Protesters in Damascus, Syria on 8 April 2011
Protesters in Damascus, Syria on 8 April 2011

UN human rights office renews call on Syria to end brutal crackdown

The United Nations human rights office today once again urged Syrian authorities to end their brutal crackdown against peaceful protesters and allow for an independent and impartial investigation of the situation in the country.

“We are extremely alarmed by ongoing reports of the increasingly brutal crackdown by Syrian authorities against protestors in Syria,” said Ravina Shamdasani, spokesperson for the Office of the High Commissioner for Human Rights (OHCHR).

Ms. Shamdasani told reporters in Geneva that prominent human rights defenders, inside and outside the country, are reported to have been targeted. The Office is also concerned by reports of the targeting and attacking of families and sympathizers of the protestors by security forces.

In one recent “appalling” case, the mutilated body of Zeinab al-Hosni, an 18-year-old woman from Homs who had been tortured and died in custody, was discovered by her family on 13 September.

“We have received unconfirmed reports that she had been abducted by members of the security forces on 27 July, apparently to pressure her activist brother to turn himself in,” said Ms. Shamdasani.

“We once again urge the Syrian authorities to end their brutal crackdown against peaceful demonstrators, end their acts of reprisal against activists and their families, and allow for an independent and impartial investigation of the situation in Syria,” she added.

▸ Data block
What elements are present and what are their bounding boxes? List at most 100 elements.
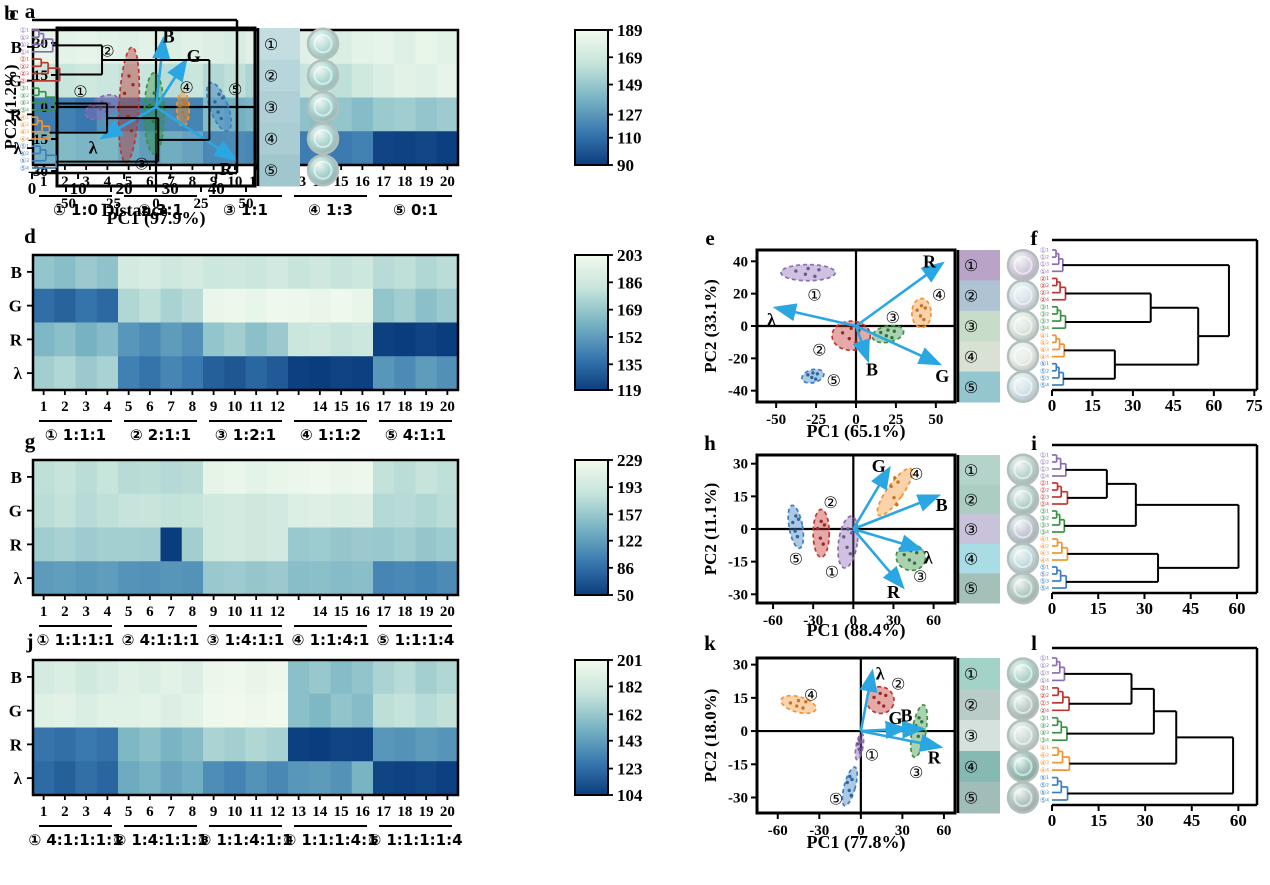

▸ Your tasks
1. In the news article on Syria's crackdown, on what date did Zeinab al-Hosni's family discover her body?
2. Print the part of the news article on Syria's crackdown from "The United Nations" up to and including "in the country.".
The data can be set aside; nothing here depends on it.

▸ Answers to the problems
1. 13 September

2.
The United Nations human rights office today once again urged Syrian authorities to end their brutal crackdown against peaceful protesters and allow for an independent and impartial investigation of the situation in the country.